[Problem]: Gather the lines below that include the string "disponible", copying each in full.

[Extracted data entries]:
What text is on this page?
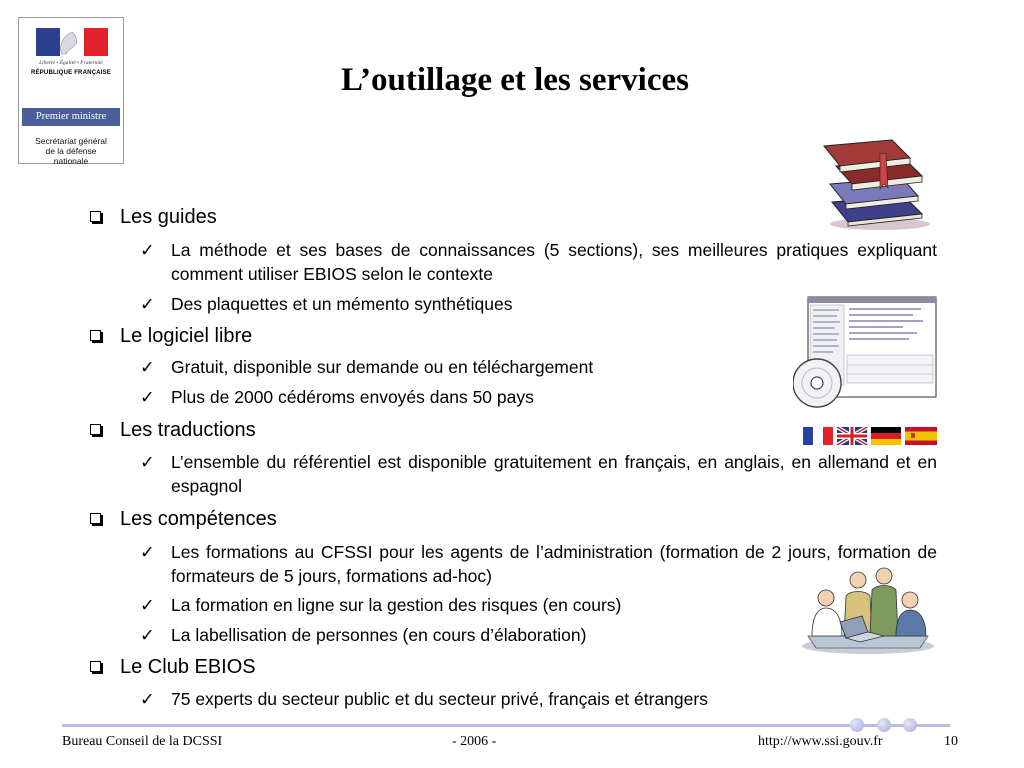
Liberté • Égalité • Fraternité
RÉPUBLIQUE FRANÇAISE
Premier ministre
Secrétariat général
de la défense
nationale
L’outillage et les services
Les guides
✓ La méthode et ses bases de connaissances (5 sections), ses meilleures pratiques expliquant comment utiliser EBIOS selon le contexte
✓ Des plaquettes et un mémento synthétiques
Le logiciel libre
✓ Gratuit, disponible sur demande ou en téléchargement
✓ Plus de 2000 cédéroms envoyés dans 50 pays
Les traductions
✓ L’ensemble du référentiel est disponible gratuitement en français, en anglais, en allemand et en espagnol
Les compétences
✓ Les formations au CFSSI pour les agents de l’administration (formation de 2 jours, formation de formateurs de 5 jours, formations ad-hoc)
✓ La formation en ligne sur la gestion des risques (en cours)
✓ La labellisation de personnes (en cours d’élaboration)
Le Club EBIOS
✓ 75 experts du secteur public et du secteur privé, français et étrangers
Bureau Conseil de la DCSSI	- 2006 -	http://www.ssi.gouv.fr	10
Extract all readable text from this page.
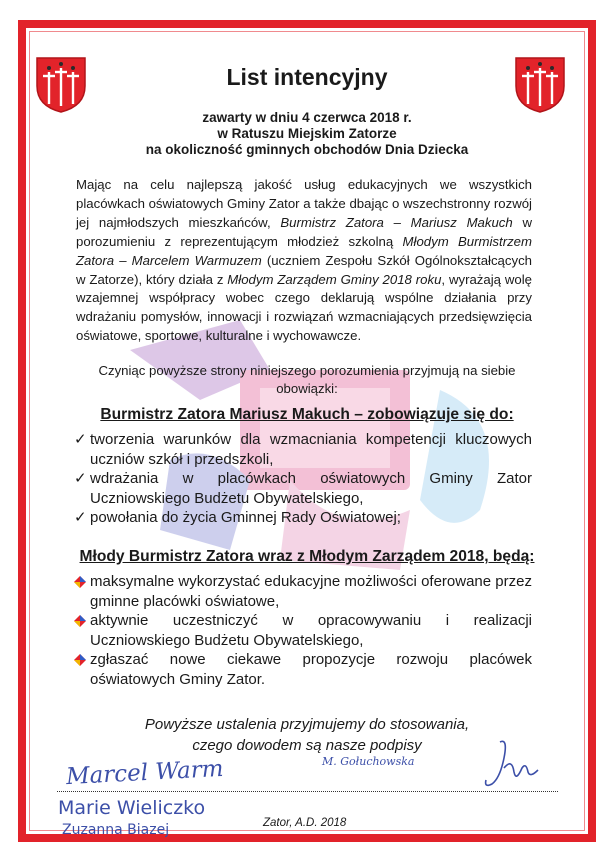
List intencyjny
zawarty w dniu 4 czerwca 2018 r.
w Ratuszu Miejskim Zatorze
na okoliczność gminnych obchodów Dnia Dziecka
Mając na celu najlepszą jakość usług edukacyjnych we wszystkich placówkach oświatowych Gminy Zator a także dbając o wszechstronny rozwój jej najmłodszych mieszkańców, Burmistrz Zatora – Mariusz Makuch w porozumieniu z reprezentującym młodzież szkolną Młodym Burmistrzem Zatora – Marcelem Warmuzem (uczniem Zespołu Szkół Ogólnokształcących w Zatorze), który działa z Młodym Zarządem Gminy 2018 roku, wyrażają wolę wzajemnej współpracy wobec czego deklarują wspólne działania przy wdrażaniu pomysłów, innowacji i rozwiązań wzmacniających przedsięwzięcia oświatowe, sportowe, kulturalne i wychowawcze.
Czyniąc powyższe strony niniejszego porozumienia przyjmują na siebie
obowiązki:
Burmistrz Zatora Mariusz Makuch – zobowiązuje się do:
✓ tworzenia warunków dla wzmacniania kompetencji kluczowych uczniów szkół i przedszkoli,
✓ wdrażania w placówkach oświatowych Gminy Zator Uczniowskiego Budżetu Obywatelskiego,
✓ powołania do życia Gminnej Rady Oświatowej;
Młody Burmistrz Zatora wraz z Młodym Zarządem 2018, będą:
maksymalne wykorzystać edukacyjne możliwości oferowane przez gminne placówki oświatowe,
aktywnie uczestniczyć w opracowywaniu i realizacji Uczniowskiego Budżetu Obywatelskiego,
zgłaszać nowe ciekawe propozycje rozwoju placówek oświatowych Gminy Zator.
Powyższe ustalenia przyjmujemy do stosowania,
czego dowodem są nasze podpisy
Marcel Warm	M. Gołuchowska
Marie Wieliczko
Zuzanna Biazej	Zator, A.D. 2018
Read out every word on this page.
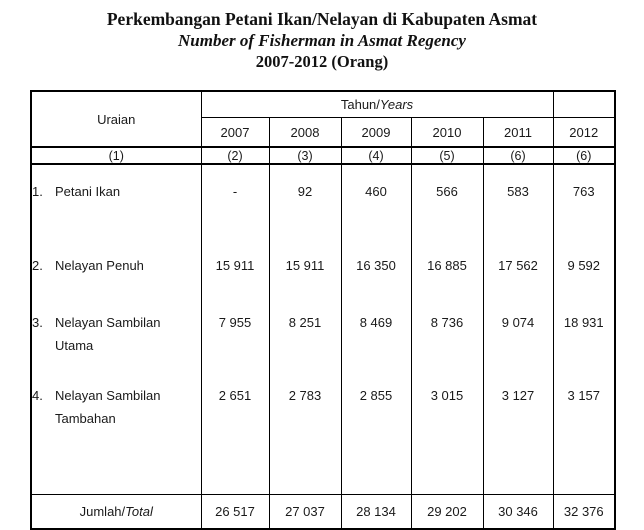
Perkembangan Petani Ikan/Nelayan di Kabupaten Asmat
Number of Fisherman in Asmat Regency
2007-2012 (Orang)
Uraian	Tahun/Years					
	2007	2008	2009	2010	2011	2012
(1)	(2)	(3)	(4)	(5)	(6)	(6)

1. Petani Ikan	-	92	460	566	583	763

2. Nelayan Penuh	15 911	15 911	16 350	16 885	17 562	9 592

3. Nelayan Sambilan
Utama	7 955	8 251	8 469	8 736	9 074	18 931

4. Nelayan Sambilan
Tambahan	2 651	2 783	2 855	3 015	3 127	3 157

Jumlah/Total	26 517	27 037	28 134	29 202	30 346	32 376
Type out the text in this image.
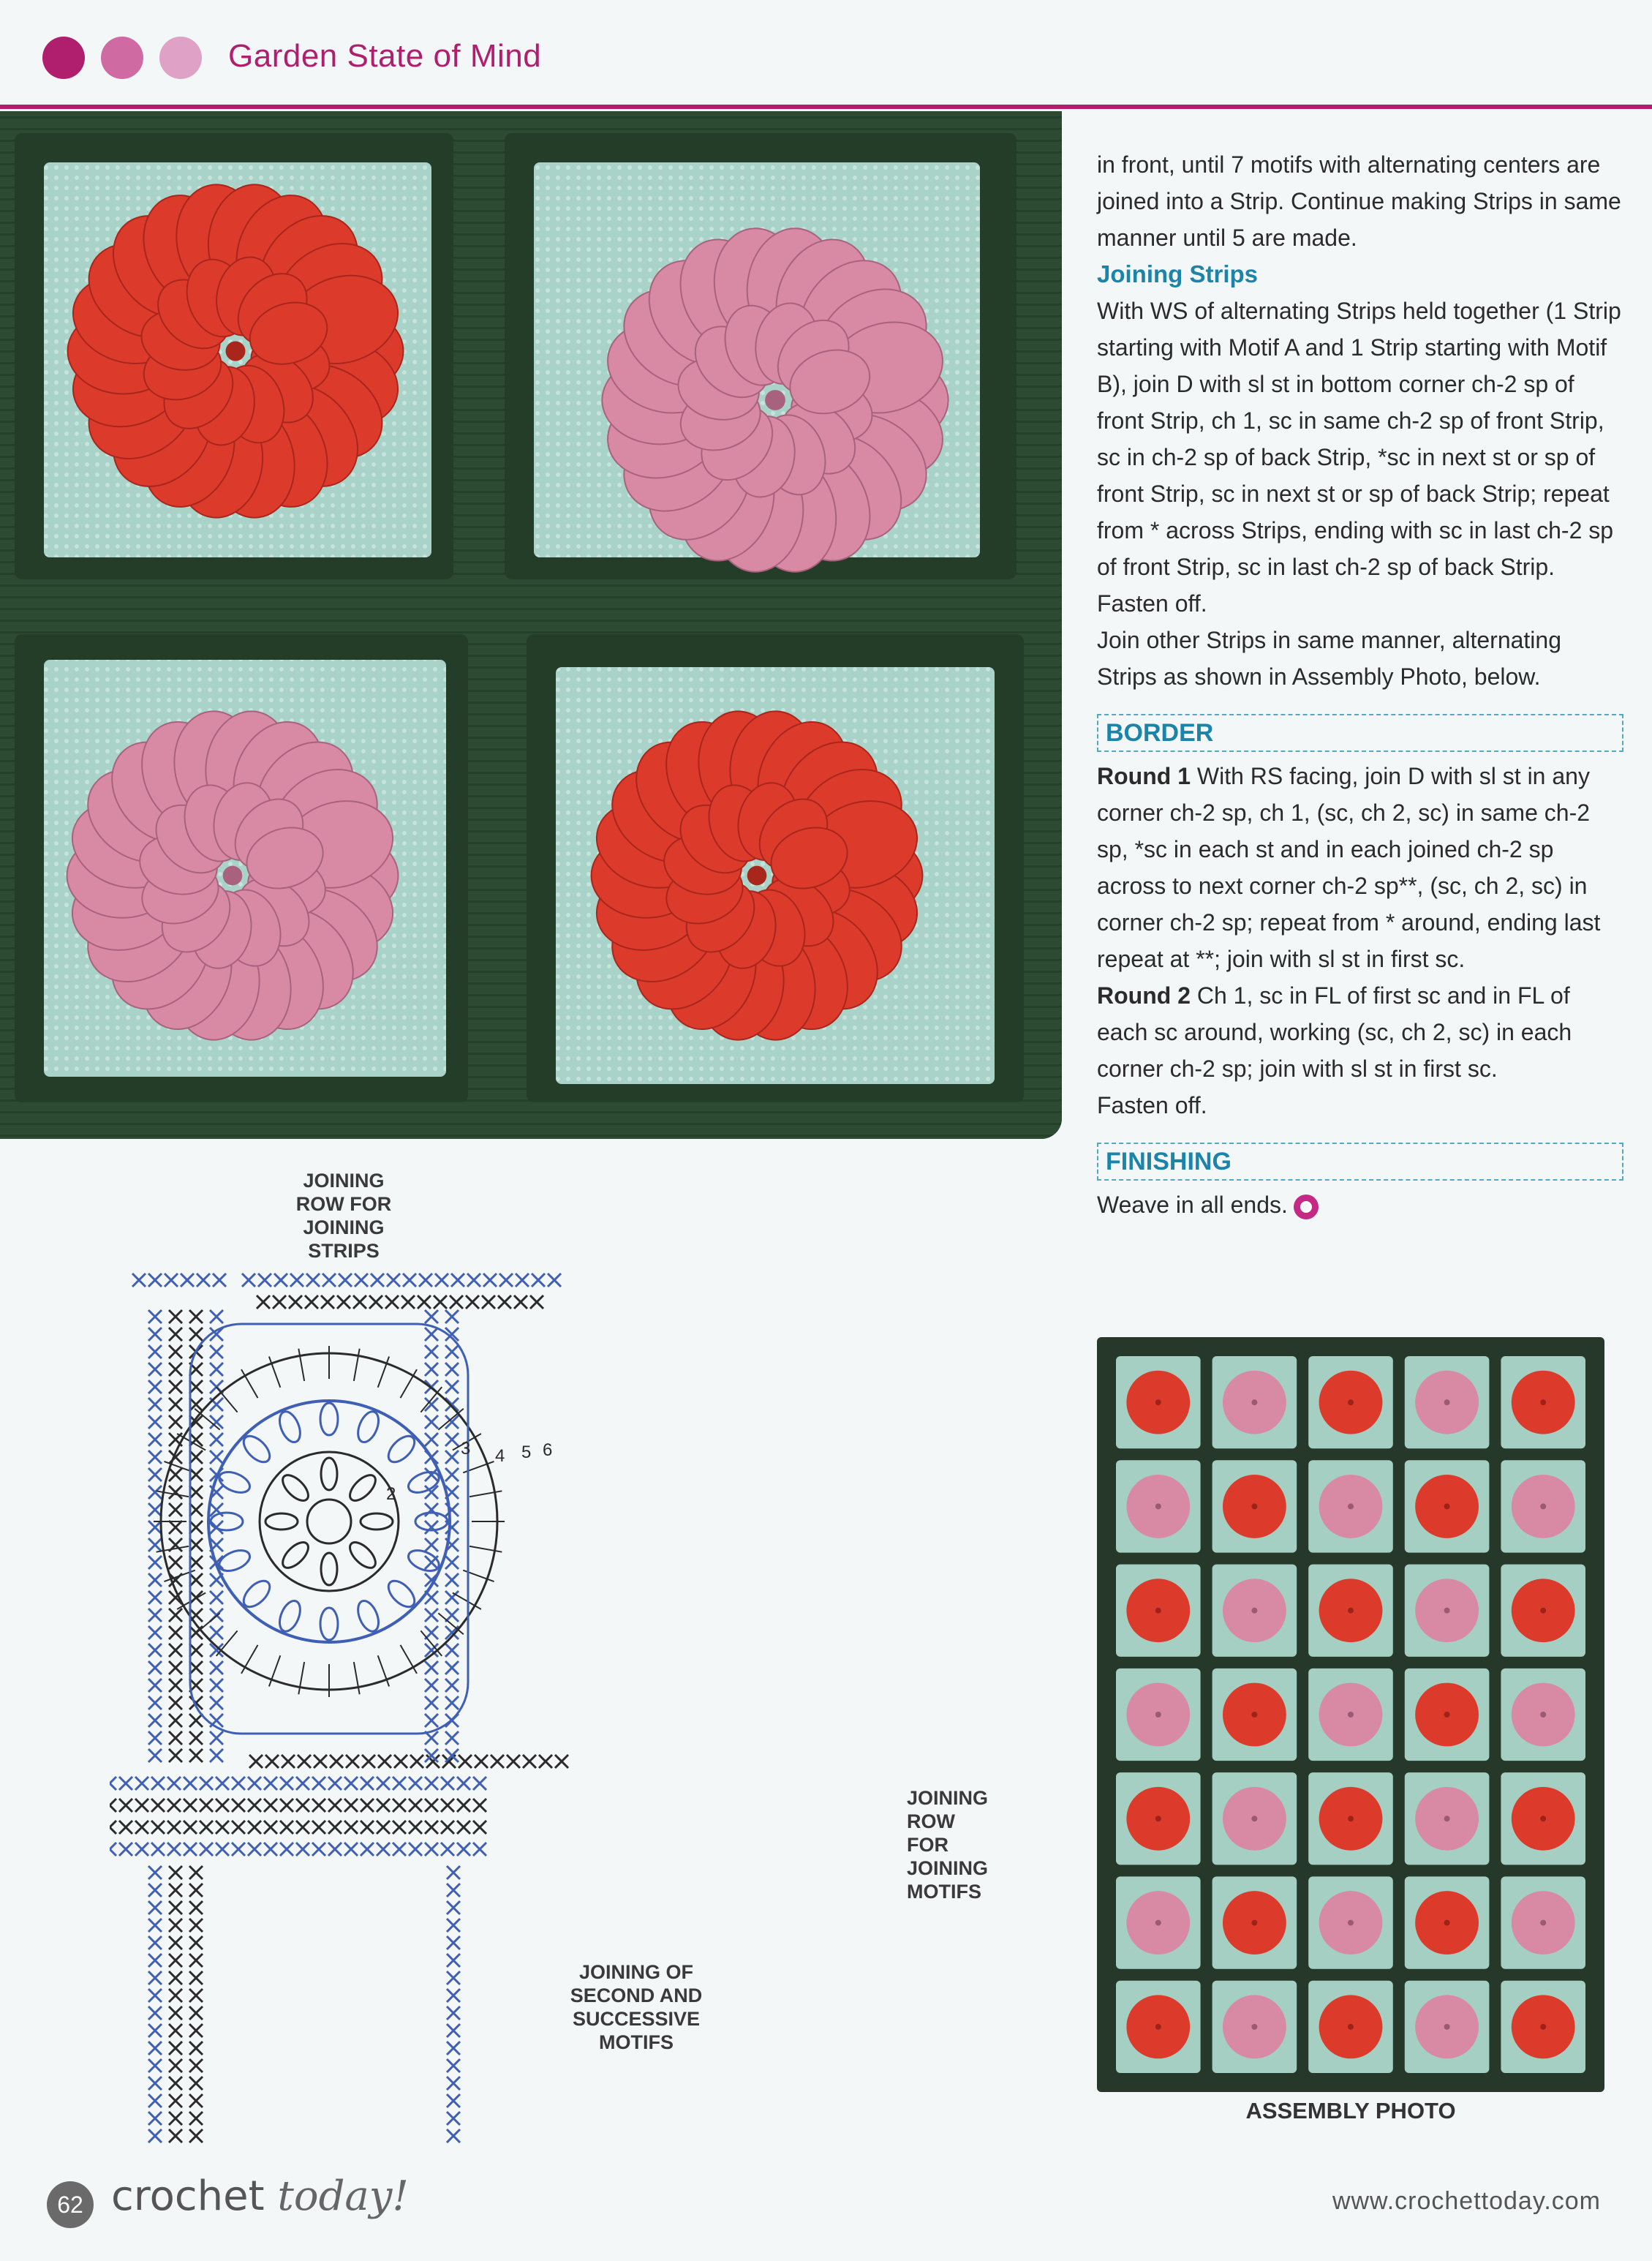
Garden State of Mind

in front, until 7 motifs with alternating centers are joined into a Strip. Continue making Strips in same manner until 5 are made.

Joining Strips

With WS of alternating Strips held together (1 Strip starting with Motif A and 1 Strip starting with Motif B), join D with sl st in bottom corner ch-2 sp of front Strip, ch 1, sc in same ch-2 sp of front Strip, sc in ch-2 sp of back Strip, *sc in next st or sp of front Strip, sc in next st or sp of back Strip; repeat from * across Strips, ending with sc in last ch-2 sp of front Strip, sc in last ch-2 sp of back Strip.

Fasten off.

Join other Strips in same manner, alternating Strips as shown in Assembly Photo, below.

BORDER

Round 1 With RS facing, join D with sl st in any corner ch-2 sp, ch 1, (sc, ch 2, sc) in same ch-2 sp, *sc in each st and in each joined ch-2 sp across to next corner ch-2 sp**, (sc, ch 2, sc) in corner ch-2 sp; repeat from * around, ending last repeat at **; join with sl st in first sc.

Round 2 Ch 1, sc in FL of first sc and in FL of each sc around, working (sc, ch 2, sc) in each corner ch-2 sp; join with sl st in first sc.

Fasten off.

FINISHING

Weave in all ends.

2
3 4 5 6
JOINING ROW FOR JOINING STRIPS
JOINING ROW FOR JOINING MOTIFS
JOINING OF SECOND AND SUCCESSIVE MOTIFS
ASSEMBLY PHOTO
62 crochet today!	www.crochettoday.com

[The reply]:
✓ Gratuit, disponible sur demande ou en téléchargement
✓ L’ensemble du référentiel est disponible gratuitement en français, en anglais, en allemand et en espagnol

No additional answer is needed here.